» Work required
Determine how many lines contain the string "JSON" and reply with that number alone.
★ ★ ★
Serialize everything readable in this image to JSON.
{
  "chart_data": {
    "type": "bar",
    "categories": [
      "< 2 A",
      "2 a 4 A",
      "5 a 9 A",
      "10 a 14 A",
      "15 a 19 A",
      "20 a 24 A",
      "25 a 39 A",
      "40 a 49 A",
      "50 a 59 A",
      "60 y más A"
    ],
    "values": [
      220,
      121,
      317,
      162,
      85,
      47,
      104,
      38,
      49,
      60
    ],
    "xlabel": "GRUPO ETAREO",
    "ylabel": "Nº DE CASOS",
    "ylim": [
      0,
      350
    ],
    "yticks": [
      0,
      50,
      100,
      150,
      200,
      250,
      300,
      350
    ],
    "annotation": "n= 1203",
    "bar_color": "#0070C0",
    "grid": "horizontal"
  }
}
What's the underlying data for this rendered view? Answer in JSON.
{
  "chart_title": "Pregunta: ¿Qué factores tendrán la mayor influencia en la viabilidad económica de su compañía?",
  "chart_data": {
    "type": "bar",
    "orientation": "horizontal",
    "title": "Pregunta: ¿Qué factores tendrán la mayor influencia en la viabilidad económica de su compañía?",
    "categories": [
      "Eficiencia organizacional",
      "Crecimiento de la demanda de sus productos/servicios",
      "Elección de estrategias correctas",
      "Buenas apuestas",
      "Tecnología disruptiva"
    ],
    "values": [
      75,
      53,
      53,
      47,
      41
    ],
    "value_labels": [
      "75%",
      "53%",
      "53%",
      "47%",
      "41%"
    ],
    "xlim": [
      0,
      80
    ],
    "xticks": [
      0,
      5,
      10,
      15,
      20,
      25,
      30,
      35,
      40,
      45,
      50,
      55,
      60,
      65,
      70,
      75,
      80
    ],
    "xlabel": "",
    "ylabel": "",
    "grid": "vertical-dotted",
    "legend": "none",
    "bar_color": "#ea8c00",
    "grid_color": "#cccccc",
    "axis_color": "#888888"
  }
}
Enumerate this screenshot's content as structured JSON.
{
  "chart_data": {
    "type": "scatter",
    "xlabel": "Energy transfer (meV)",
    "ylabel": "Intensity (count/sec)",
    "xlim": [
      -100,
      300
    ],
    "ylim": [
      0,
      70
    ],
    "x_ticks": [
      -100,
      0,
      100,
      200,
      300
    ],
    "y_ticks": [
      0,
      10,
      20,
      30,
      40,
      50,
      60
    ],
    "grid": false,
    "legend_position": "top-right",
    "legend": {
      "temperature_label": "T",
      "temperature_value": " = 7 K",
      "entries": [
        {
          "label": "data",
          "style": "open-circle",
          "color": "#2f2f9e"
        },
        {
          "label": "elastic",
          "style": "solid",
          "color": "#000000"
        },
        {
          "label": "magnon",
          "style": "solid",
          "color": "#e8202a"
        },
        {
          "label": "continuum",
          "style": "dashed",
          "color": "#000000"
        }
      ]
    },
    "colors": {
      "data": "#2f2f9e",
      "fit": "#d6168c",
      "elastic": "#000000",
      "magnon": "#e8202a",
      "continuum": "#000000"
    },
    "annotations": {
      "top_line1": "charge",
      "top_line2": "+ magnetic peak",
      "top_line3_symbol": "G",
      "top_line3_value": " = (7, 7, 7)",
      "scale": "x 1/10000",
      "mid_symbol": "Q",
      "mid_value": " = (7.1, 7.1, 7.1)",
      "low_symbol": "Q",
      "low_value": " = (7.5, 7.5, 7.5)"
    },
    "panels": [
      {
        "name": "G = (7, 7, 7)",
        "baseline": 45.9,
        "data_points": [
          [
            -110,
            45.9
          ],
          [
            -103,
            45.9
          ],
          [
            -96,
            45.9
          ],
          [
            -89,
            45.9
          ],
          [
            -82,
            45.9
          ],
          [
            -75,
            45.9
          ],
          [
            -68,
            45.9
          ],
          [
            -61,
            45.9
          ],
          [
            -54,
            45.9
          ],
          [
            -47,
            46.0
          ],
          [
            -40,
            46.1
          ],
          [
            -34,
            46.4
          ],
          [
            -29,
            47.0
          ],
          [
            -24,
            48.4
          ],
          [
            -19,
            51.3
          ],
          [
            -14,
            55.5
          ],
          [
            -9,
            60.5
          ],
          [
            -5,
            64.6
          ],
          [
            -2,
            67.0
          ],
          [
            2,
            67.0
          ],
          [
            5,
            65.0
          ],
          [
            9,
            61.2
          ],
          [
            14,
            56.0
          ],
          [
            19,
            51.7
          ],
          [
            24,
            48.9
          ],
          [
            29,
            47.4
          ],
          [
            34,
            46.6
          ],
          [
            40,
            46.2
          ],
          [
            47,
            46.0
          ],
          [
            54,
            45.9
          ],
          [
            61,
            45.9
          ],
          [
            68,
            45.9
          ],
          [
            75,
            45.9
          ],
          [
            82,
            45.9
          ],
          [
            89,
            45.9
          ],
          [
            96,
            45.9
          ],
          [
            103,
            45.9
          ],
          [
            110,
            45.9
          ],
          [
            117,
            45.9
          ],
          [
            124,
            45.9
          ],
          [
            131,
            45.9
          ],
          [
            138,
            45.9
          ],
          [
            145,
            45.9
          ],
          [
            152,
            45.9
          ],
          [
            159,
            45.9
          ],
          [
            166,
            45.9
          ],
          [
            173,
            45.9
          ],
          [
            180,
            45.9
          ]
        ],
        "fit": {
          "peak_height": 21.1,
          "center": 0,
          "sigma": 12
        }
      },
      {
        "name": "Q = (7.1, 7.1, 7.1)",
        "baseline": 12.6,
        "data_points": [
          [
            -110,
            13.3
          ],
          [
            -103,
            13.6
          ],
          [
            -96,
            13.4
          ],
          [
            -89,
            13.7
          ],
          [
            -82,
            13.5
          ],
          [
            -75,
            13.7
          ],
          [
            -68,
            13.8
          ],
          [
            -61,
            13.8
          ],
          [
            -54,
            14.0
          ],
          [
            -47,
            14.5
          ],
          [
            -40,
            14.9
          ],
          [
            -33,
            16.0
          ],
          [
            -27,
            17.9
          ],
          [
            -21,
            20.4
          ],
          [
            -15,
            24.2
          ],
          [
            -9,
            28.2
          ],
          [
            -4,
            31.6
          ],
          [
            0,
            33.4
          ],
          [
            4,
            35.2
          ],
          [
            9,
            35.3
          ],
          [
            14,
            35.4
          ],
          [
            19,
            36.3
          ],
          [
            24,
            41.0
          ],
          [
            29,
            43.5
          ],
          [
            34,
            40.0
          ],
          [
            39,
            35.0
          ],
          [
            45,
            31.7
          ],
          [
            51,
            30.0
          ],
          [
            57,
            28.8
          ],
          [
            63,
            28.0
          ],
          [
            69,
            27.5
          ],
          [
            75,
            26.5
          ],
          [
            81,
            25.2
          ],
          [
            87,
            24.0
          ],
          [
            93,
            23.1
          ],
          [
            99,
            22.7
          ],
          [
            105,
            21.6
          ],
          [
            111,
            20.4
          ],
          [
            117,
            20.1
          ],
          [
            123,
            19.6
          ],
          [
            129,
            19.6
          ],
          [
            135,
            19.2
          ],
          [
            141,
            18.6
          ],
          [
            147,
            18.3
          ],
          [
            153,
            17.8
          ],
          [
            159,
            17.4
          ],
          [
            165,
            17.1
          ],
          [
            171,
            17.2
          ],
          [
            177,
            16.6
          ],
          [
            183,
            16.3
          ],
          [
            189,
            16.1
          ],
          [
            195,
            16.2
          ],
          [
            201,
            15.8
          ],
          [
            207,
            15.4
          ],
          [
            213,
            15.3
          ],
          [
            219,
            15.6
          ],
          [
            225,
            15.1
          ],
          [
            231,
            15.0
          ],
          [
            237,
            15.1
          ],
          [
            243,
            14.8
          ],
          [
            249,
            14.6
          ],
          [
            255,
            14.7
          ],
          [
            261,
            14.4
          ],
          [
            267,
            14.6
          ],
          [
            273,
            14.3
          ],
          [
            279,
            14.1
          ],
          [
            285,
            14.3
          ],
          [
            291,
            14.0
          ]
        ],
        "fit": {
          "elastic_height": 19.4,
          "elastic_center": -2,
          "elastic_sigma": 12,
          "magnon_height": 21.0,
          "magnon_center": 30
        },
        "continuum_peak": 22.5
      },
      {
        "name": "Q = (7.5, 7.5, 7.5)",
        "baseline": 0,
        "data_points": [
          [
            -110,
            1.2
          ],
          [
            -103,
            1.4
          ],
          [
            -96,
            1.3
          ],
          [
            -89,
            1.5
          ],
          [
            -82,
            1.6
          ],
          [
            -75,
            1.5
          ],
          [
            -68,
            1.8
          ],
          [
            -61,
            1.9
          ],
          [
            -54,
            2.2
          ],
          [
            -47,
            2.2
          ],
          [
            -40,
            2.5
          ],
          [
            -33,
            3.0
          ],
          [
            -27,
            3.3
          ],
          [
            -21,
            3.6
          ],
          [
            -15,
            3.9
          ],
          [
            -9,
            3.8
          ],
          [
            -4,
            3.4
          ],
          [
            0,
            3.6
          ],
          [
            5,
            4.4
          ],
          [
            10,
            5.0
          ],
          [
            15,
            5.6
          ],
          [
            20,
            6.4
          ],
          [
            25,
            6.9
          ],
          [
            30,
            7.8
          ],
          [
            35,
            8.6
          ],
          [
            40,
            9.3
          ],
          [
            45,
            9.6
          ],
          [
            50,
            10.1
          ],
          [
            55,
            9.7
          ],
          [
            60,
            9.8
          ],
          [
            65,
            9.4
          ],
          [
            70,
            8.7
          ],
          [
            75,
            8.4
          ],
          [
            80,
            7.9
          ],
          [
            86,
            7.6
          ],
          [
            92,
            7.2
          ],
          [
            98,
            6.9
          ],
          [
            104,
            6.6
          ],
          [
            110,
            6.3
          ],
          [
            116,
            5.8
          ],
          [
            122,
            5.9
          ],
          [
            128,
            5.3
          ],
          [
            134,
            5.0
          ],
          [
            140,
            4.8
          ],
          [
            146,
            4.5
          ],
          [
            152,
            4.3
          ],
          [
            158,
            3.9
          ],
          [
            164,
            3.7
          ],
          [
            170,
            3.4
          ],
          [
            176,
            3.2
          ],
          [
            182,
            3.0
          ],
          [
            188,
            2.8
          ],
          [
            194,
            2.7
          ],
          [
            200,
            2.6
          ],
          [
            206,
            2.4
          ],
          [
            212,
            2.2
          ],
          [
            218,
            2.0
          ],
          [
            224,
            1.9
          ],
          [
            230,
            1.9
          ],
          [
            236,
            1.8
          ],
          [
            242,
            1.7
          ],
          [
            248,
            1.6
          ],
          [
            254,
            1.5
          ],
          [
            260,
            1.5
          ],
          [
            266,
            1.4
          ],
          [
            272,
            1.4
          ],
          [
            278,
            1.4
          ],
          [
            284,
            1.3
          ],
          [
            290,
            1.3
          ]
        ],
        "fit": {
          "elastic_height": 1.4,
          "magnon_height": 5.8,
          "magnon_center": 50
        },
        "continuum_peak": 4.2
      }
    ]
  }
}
★ ★ ★
» Exercise response
3